**TASK**
Write out exactly the lines between the line containing "Extract all readable text from this page." and the end of the records, counting both ends, and leave out all pictures.

**STORED RECORDS**
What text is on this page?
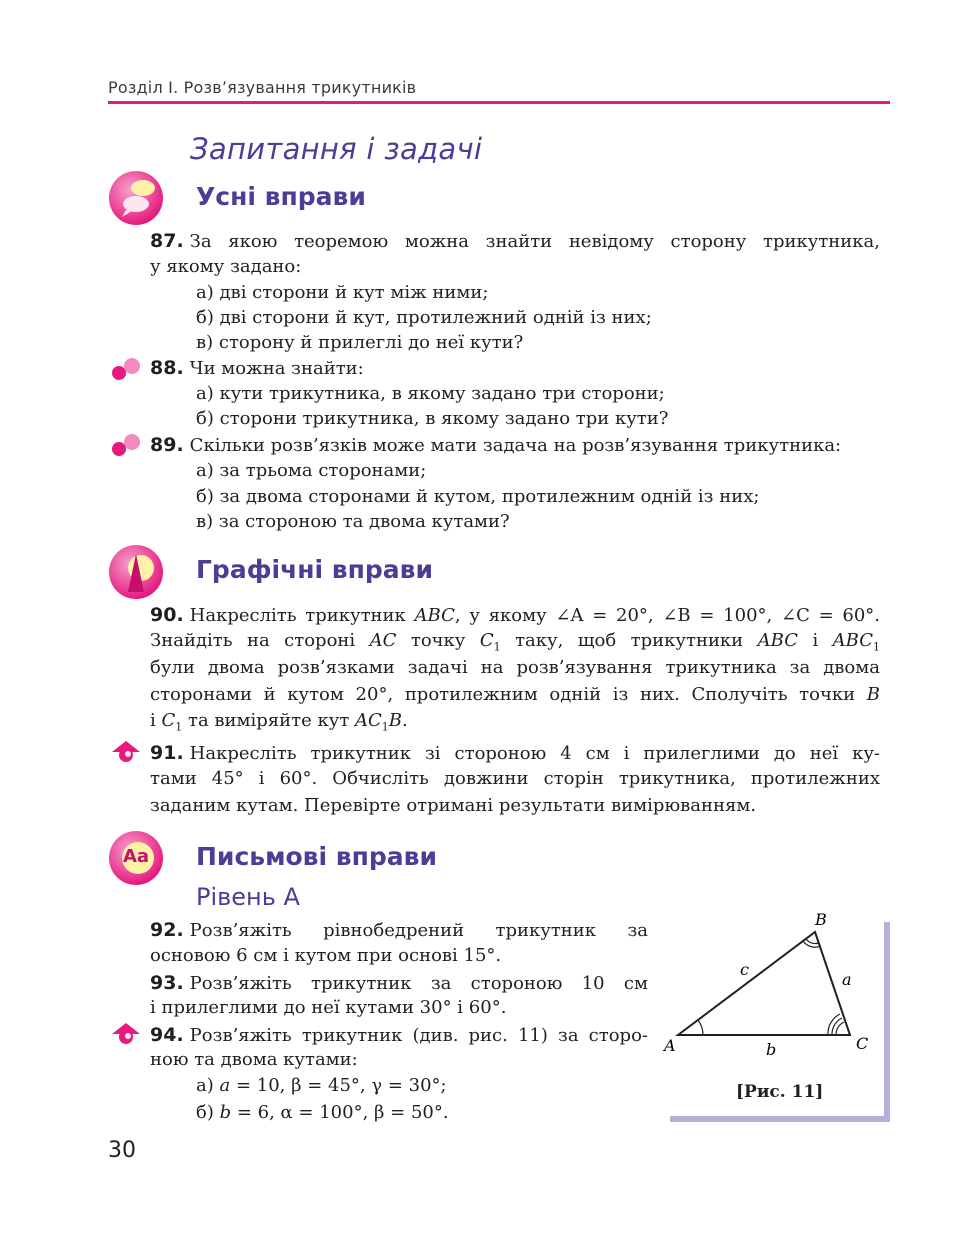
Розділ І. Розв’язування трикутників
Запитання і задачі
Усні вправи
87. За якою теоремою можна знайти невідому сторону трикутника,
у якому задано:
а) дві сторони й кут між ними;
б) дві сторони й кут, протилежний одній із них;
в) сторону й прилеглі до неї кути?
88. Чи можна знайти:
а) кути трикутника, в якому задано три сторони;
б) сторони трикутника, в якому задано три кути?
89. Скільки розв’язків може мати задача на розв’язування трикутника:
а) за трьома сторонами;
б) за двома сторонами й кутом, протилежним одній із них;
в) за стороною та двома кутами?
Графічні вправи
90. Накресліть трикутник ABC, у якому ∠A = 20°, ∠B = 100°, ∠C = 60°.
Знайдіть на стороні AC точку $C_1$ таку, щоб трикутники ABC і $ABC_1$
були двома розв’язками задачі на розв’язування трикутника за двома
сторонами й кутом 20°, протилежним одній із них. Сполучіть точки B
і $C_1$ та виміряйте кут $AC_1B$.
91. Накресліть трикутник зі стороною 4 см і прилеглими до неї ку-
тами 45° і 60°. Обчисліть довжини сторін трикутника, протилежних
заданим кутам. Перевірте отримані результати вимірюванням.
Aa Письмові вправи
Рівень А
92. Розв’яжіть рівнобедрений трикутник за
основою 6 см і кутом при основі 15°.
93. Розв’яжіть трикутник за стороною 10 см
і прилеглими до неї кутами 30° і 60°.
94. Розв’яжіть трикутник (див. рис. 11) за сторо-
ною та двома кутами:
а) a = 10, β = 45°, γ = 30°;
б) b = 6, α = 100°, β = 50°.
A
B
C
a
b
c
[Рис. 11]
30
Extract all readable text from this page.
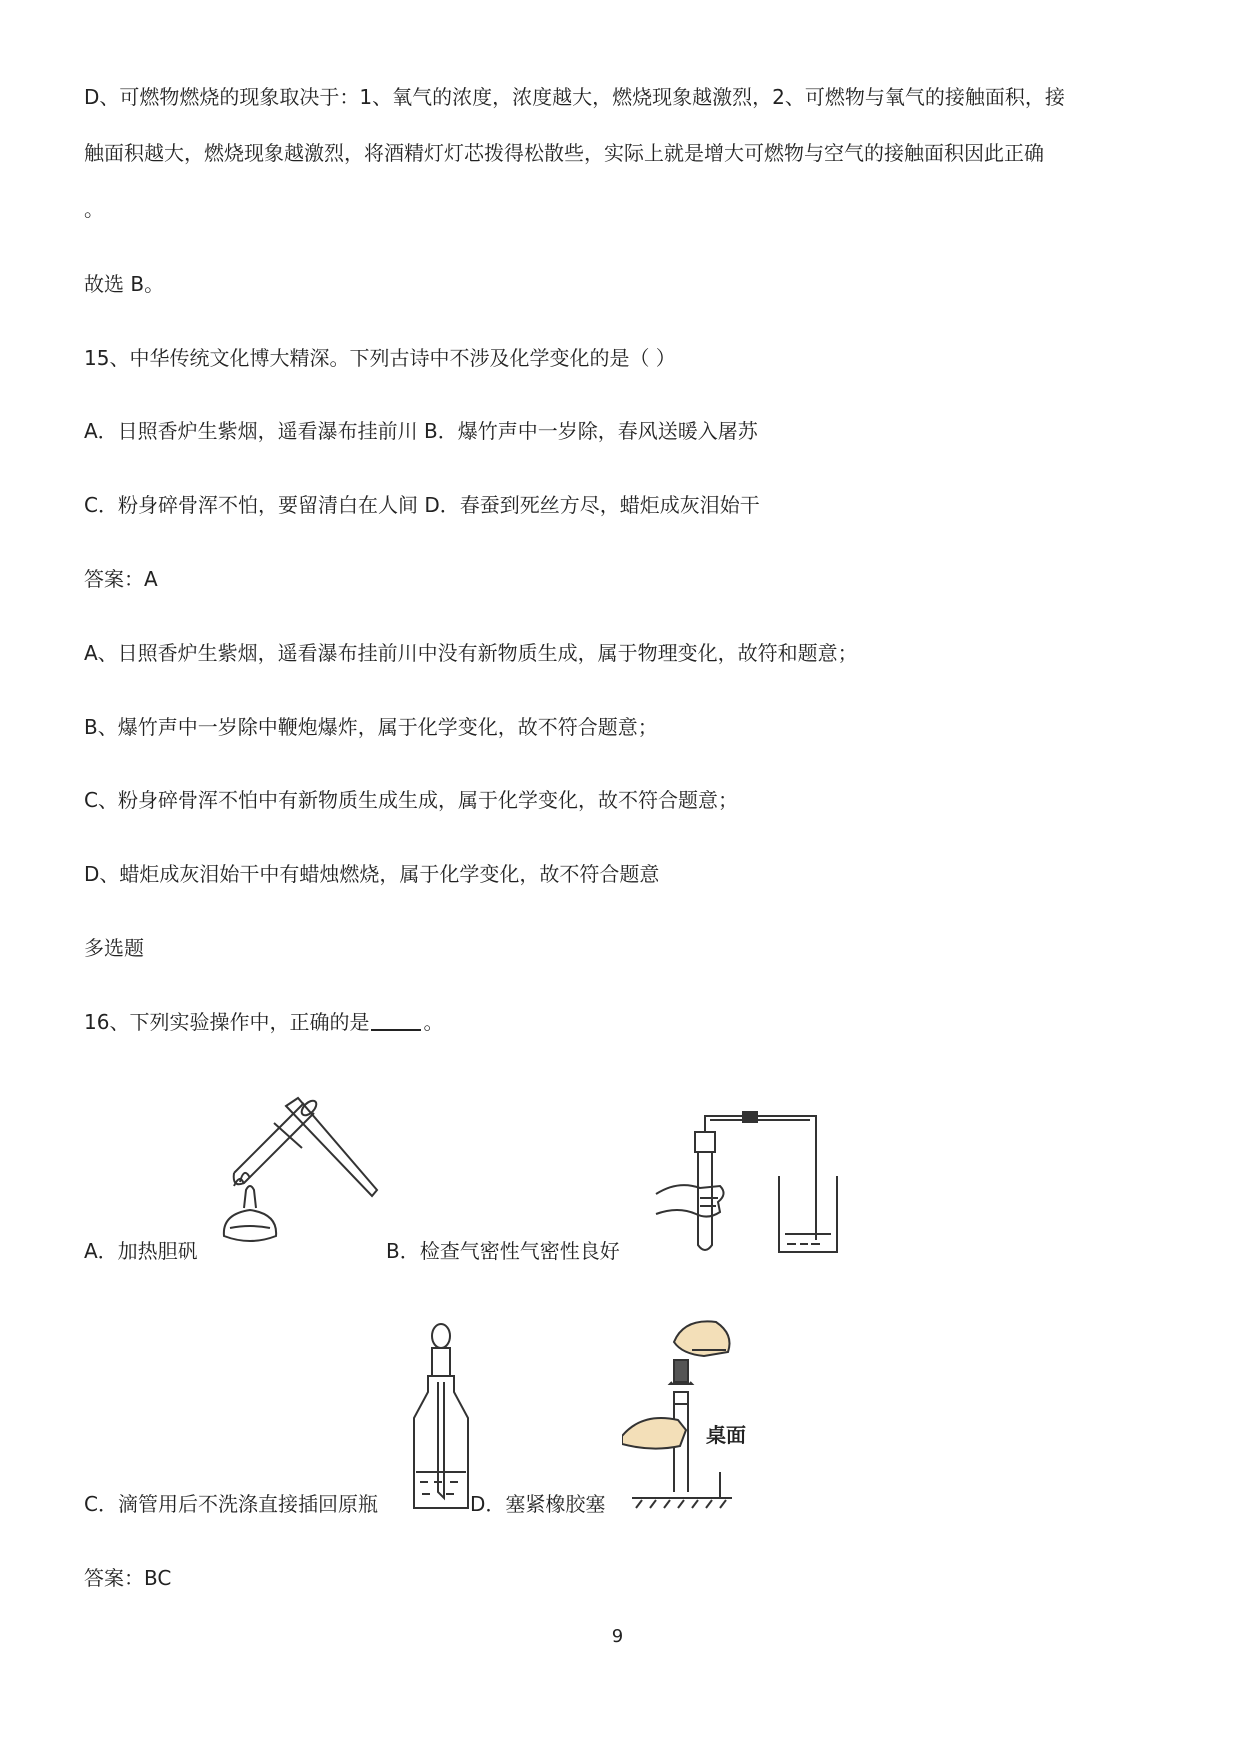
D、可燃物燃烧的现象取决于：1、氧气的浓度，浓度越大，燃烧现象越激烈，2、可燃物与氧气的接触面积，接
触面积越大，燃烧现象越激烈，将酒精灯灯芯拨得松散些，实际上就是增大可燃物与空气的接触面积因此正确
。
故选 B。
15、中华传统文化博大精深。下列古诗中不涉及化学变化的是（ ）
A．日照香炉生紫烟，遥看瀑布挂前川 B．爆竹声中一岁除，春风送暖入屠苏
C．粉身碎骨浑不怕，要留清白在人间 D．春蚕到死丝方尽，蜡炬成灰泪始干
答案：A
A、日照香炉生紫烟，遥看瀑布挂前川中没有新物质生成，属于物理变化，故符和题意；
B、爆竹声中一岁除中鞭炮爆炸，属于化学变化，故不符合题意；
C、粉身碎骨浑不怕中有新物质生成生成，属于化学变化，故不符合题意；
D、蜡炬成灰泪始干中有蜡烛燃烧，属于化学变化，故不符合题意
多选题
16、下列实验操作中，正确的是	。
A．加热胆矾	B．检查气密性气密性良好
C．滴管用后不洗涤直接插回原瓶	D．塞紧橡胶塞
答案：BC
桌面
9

**TASK RESPONSE**
Extract all readable text from this page.
D、可燃物燃烧的现象取决于：1、氧气的浓度，浓度越大，燃烧现象越激烈，2、可燃物与氧气的接触面积，接
触面积越大，燃烧现象越激烈，将酒精灯灯芯拨得松散些，实际上就是增大可燃物与空气的接触面积因此正确
。
故选 B。
15、中华传统文化博大精深。下列古诗中不涉及化学变化的是（ ）
A．日照香炉生紫烟，遥看瀑布挂前川 B．爆竹声中一岁除，春风送暖入屠苏
C．粉身碎骨浑不怕，要留清白在人间 D．春蚕到死丝方尽，蜡炬成灰泪始干
答案：A
A、日照香炉生紫烟，遥看瀑布挂前川中没有新物质生成，属于物理变化，故符和题意；
B、爆竹声中一岁除中鞭炮爆炸，属于化学变化，故不符合题意；
C、粉身碎骨浑不怕中有新物质生成生成，属于化学变化，故不符合题意；
D、蜡炬成灰泪始干中有蜡烛燃烧，属于化学变化，故不符合题意
多选题
16、下列实验操作中，正确的是	。
A．加热胆矾	B．检查气密性气密性良好
C．滴管用后不洗涤直接插回原瓶	D．塞紧橡胶塞
答案：BC
桌面
9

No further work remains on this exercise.